Problem description: The records below are to be repeated in full, exactly as they are.

□ □ □ □

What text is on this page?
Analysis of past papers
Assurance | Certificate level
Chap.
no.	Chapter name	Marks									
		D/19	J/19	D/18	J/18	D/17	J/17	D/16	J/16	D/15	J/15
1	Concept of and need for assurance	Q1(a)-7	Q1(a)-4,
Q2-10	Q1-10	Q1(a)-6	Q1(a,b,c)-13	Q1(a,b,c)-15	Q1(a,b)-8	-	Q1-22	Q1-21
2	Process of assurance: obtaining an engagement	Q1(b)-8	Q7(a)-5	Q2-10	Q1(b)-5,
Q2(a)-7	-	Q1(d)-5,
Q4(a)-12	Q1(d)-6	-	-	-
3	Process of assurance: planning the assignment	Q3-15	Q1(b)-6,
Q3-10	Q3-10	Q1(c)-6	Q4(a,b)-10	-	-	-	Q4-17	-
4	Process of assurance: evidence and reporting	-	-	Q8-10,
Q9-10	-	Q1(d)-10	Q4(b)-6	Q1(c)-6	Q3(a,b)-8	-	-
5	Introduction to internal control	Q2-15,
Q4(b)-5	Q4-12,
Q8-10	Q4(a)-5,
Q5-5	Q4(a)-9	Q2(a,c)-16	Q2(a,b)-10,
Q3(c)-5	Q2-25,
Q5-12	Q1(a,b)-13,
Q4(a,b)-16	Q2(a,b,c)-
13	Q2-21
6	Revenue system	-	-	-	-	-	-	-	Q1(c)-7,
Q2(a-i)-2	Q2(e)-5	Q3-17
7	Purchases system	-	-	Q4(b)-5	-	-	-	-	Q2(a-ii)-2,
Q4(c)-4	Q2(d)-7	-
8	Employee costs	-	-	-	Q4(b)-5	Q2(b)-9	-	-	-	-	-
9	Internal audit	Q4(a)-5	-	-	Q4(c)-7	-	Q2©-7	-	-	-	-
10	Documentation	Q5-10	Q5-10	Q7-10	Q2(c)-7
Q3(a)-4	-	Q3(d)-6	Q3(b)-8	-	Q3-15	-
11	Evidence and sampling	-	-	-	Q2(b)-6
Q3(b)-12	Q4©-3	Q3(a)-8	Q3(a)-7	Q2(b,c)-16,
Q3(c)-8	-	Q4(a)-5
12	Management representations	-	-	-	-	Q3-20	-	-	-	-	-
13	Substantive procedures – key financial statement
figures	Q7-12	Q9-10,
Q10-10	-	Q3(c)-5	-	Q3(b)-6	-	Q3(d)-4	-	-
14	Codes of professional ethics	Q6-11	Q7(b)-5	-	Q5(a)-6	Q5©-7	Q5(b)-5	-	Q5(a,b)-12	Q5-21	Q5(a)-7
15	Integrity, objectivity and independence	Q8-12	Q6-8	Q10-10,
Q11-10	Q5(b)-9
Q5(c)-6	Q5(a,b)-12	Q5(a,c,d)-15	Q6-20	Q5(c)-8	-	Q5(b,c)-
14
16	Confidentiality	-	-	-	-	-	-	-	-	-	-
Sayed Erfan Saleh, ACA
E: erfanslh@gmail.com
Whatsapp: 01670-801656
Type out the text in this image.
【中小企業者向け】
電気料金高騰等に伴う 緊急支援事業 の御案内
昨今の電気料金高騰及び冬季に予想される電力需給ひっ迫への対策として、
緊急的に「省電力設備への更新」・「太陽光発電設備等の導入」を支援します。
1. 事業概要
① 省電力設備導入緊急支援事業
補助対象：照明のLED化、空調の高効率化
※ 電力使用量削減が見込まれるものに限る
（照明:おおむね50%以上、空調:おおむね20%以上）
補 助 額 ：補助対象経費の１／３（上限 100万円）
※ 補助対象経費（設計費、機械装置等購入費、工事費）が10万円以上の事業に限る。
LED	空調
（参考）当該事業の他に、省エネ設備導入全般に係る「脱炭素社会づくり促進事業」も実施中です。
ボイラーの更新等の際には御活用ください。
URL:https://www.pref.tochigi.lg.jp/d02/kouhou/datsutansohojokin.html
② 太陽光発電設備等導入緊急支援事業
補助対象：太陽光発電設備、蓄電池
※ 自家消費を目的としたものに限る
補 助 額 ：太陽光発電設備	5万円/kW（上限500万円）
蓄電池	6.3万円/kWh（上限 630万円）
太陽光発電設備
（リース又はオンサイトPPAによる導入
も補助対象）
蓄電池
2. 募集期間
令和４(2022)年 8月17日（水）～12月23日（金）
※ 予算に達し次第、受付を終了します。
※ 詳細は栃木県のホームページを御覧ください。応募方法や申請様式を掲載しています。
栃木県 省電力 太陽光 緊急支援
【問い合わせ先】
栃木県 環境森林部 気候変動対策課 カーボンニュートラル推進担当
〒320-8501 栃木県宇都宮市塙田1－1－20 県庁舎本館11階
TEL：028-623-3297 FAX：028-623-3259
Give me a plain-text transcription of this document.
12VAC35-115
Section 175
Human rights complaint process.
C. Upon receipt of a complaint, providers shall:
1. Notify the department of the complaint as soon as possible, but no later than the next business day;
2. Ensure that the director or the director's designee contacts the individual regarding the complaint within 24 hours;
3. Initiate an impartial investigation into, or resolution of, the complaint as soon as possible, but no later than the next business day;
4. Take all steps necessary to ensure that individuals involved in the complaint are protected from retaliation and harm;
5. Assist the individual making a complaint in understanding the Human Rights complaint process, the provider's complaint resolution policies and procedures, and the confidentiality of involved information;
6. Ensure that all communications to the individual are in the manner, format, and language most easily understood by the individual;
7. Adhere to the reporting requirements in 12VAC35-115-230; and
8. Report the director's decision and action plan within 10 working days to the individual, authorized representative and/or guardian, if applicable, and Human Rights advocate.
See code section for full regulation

□ □ □ □

Task answer:
What text is on this page?
Analysis of past papers
Assurance | Certificate level
Chap.
no.	Chapter name	Marks									
		D/19	J/19	D/18	J/18	D/17	J/17	D/16	J/16	D/15	J/15
1	Concept of and need for assurance	Q1(a)-7	Q1(a)-4,
Q2-10	Q1-10	Q1(a)-6	Q1(a,b,c)-13	Q1(a,b,c)-15	Q1(a,b)-8	-	Q1-22	Q1-21
2	Process of assurance: obtaining an engagement	Q1(b)-8	Q7(a)-5	Q2-10	Q1(b)-5,
Q2(a)-7	-	Q1(d)-5,
Q4(a)-12	Q1(d)-6	-	-	-
3	Process of assurance: planning the assignment	Q3-15	Q1(b)-6,
Q3-10	Q3-10	Q1(c)-6	Q4(a,b)-10	-	-	-	Q4-17	-
4	Process of assurance: evidence and reporting	-	-	Q8-10,
Q9-10	-	Q1(d)-10	Q4(b)-6	Q1(c)-6	Q3(a,b)-8	-	-
5	Introduction to internal control	Q2-15,
Q4(b)-5	Q4-12,
Q8-10	Q4(a)-5,
Q5-5	Q4(a)-9	Q2(a,c)-16	Q2(a,b)-10,
Q3(c)-5	Q2-25,
Q5-12	Q1(a,b)-13,
Q4(a,b)-16	Q2(a,b,c)-
13	Q2-21
6	Revenue system	-	-	-	-	-	-	-	Q1(c)-7,
Q2(a-i)-2	Q2(e)-5	Q3-17
7	Purchases system	-	-	Q4(b)-5	-	-	-	-	Q2(a-ii)-2,
Q4(c)-4	Q2(d)-7	-
8	Employee costs	-	-	-	Q4(b)-5	Q2(b)-9	-	-	-	-	-
9	Internal audit	Q4(a)-5	-	-	Q4(c)-7	-	Q2©-7	-	-	-	-
10	Documentation	Q5-10	Q5-10	Q7-10	Q2(c)-7
Q3(a)-4	-	Q3(d)-6	Q3(b)-8	-	Q3-15	-
11	Evidence and sampling	-	-	-	Q2(b)-6
Q3(b)-12	Q4©-3	Q3(a)-8	Q3(a)-7	Q2(b,c)-16,
Q3(c)-8	-	Q4(a)-5
12	Management representations	-	-	-	-	Q3-20	-	-	-	-	-
13	Substantive procedures – key financial statement
figures	Q7-12	Q9-10,
Q10-10	-	Q3(c)-5	-	Q3(b)-6	-	Q3(d)-4	-	-
14	Codes of professional ethics	Q6-11	Q7(b)-5	-	Q5(a)-6	Q5©-7	Q5(b)-5	-	Q5(a,b)-12	Q5-21	Q5(a)-7
15	Integrity, objectivity and independence	Q8-12	Q6-8	Q10-10,
Q11-10	Q5(b)-9
Q5(c)-6	Q5(a,b)-12	Q5(a,c,d)-15	Q6-20	Q5(c)-8	-	Q5(b,c)-
14
16	Confidentiality	-	-	-	-	-	-	-	-	-	-
Sayed Erfan Saleh, ACA
E: erfanslh@gmail.com
Whatsapp: 01670-801656
Type out the text in this image.
【中小企業者向け】
電気料金高騰等に伴う 緊急支援事業 の御案内
昨今の電気料金高騰及び冬季に予想される電力需給ひっ迫への対策として、
緊急的に「省電力設備への更新」・「太陽光発電設備等の導入」を支援します。
1. 事業概要
① 省電力設備導入緊急支援事業
補助対象：照明のLED化、空調の高効率化
※ 電力使用量削減が見込まれるものに限る
（照明:おおむね50%以上、空調:おおむね20%以上）
補 助 額 ：補助対象経費の１／３（上限 100万円）
※ 補助対象経費（設計費、機械装置等購入費、工事費）が10万円以上の事業に限る。
LED	空調
（参考）当該事業の他に、省エネ設備導入全般に係る「脱炭素社会づくり促進事業」も実施中です。
ボイラーの更新等の際には御活用ください。
URL:https://www.pref.tochigi.lg.jp/d02/kouhou/datsutansohojokin.html
② 太陽光発電設備等導入緊急支援事業
補助対象：太陽光発電設備、蓄電池
※ 自家消費を目的としたものに限る
補 助 額 ：太陽光発電設備	5万円/kW（上限500万円）
蓄電池	6.3万円/kWh（上限 630万円）
太陽光発電設備
（リース又はオンサイトPPAによる導入
も補助対象）
蓄電池
2. 募集期間
令和４(2022)年 8月17日（水）～12月23日（金）
※ 予算に達し次第、受付を終了します。
※ 詳細は栃木県のホームページを御覧ください。応募方法や申請様式を掲載しています。
栃木県 省電力 太陽光 緊急支援
【問い合わせ先】
栃木県 環境森林部 気候変動対策課 カーボンニュートラル推進担当
〒320-8501 栃木県宇都宮市塙田1－1－20 県庁舎本館11階
TEL：028-623-3297 FAX：028-623-3259
Give me a plain-text transcription of this document.
12VAC35-115
Section 175
Human rights complaint process.
C. Upon receipt of a complaint, providers shall:
1. Notify the department of the complaint as soon as possible, but no later than the next business day;
2. Ensure that the director or the director's designee contacts the individual regarding the complaint within 24 hours;
3. Initiate an impartial investigation into, or resolution of, the complaint as soon as possible, but no later than the next business day;
4. Take all steps necessary to ensure that individuals involved in the complaint are protected from retaliation and harm;
5. Assist the individual making a complaint in understanding the Human Rights complaint process, the provider's complaint resolution policies and procedures, and the confidentiality of involved information;
6. Ensure that all communications to the individual are in the manner, format, and language most easily understood by the individual;
7. Adhere to the reporting requirements in 12VAC35-115-230; and
8. Report the director's decision and action plan within 10 working days to the individual, authorized representative and/or guardian, if applicable, and Human Rights advocate.
See code section for full regulation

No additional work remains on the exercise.